### Raw records
####################
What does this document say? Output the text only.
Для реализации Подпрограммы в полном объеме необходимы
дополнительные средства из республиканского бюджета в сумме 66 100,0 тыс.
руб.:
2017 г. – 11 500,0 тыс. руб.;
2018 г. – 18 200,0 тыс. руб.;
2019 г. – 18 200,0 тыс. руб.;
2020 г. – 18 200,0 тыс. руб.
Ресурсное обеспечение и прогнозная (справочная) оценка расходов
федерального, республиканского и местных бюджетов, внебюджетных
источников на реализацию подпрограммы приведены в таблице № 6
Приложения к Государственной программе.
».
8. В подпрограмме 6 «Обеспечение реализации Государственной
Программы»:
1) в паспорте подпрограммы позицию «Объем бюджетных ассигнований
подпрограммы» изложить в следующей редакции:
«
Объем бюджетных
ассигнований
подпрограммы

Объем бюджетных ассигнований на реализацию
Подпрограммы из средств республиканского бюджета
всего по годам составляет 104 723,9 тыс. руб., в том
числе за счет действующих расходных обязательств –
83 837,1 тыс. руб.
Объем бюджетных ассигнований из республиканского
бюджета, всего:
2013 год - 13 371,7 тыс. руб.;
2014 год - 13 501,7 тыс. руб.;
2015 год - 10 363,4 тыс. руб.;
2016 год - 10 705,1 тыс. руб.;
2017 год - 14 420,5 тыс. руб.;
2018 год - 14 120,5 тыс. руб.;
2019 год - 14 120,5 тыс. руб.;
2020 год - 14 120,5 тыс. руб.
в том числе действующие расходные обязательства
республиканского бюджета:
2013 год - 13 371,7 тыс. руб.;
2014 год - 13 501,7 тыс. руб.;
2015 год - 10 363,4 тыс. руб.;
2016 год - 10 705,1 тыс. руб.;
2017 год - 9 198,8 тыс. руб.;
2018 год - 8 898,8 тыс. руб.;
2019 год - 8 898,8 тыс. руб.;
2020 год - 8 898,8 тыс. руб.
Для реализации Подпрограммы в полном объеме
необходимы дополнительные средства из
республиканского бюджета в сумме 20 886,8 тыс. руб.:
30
####################
### Task goal
Retype the listing above in full, with no alterations.

### Output of the exercise
What does this document say? Output the text only.
Для реализации Подпрограммы в полном объеме необходимы
дополнительные средства из республиканского бюджета в сумме 66 100,0 тыс.
руб.:
2017 г. – 11 500,0 тыс. руб.;
2018 г. – 18 200,0 тыс. руб.;
2019 г. – 18 200,0 тыс. руб.;
2020 г. – 18 200,0 тыс. руб.
Ресурсное обеспечение и прогнозная (справочная) оценка расходов
федерального, республиканского и местных бюджетов, внебюджетных
источников на реализацию подпрограммы приведены в таблице № 6
Приложения к Государственной программе.
».
8. В подпрограмме 6 «Обеспечение реализации Государственной
Программы»:
1) в паспорте подпрограммы позицию «Объем бюджетных ассигнований
подпрограммы» изложить в следующей редакции:
«
Объем бюджетных
ассигнований
подпрограммы

Объем бюджетных ассигнований на реализацию
Подпрограммы из средств республиканского бюджета
всего по годам составляет 104 723,9 тыс. руб., в том
числе за счет действующих расходных обязательств –
83 837,1 тыс. руб.
Объем бюджетных ассигнований из республиканского
бюджета, всего:
2013 год - 13 371,7 тыс. руб.;
2014 год - 13 501,7 тыс. руб.;
2015 год - 10 363,4 тыс. руб.;
2016 год - 10 705,1 тыс. руб.;
2017 год - 14 420,5 тыс. руб.;
2018 год - 14 120,5 тыс. руб.;
2019 год - 14 120,5 тыс. руб.;
2020 год - 14 120,5 тыс. руб.
в том числе действующие расходные обязательства
республиканского бюджета:
2013 год - 13 371,7 тыс. руб.;
2014 год - 13 501,7 тыс. руб.;
2015 год - 10 363,4 тыс. руб.;
2016 год - 10 705,1 тыс. руб.;
2017 год - 9 198,8 тыс. руб.;
2018 год - 8 898,8 тыс. руб.;
2019 год - 8 898,8 тыс. руб.;
2020 год - 8 898,8 тыс. руб.
Для реализации Подпрограммы в полном объеме
необходимы дополнительные средства из
республиканского бюджета в сумме 20 886,8 тыс. руб.:
30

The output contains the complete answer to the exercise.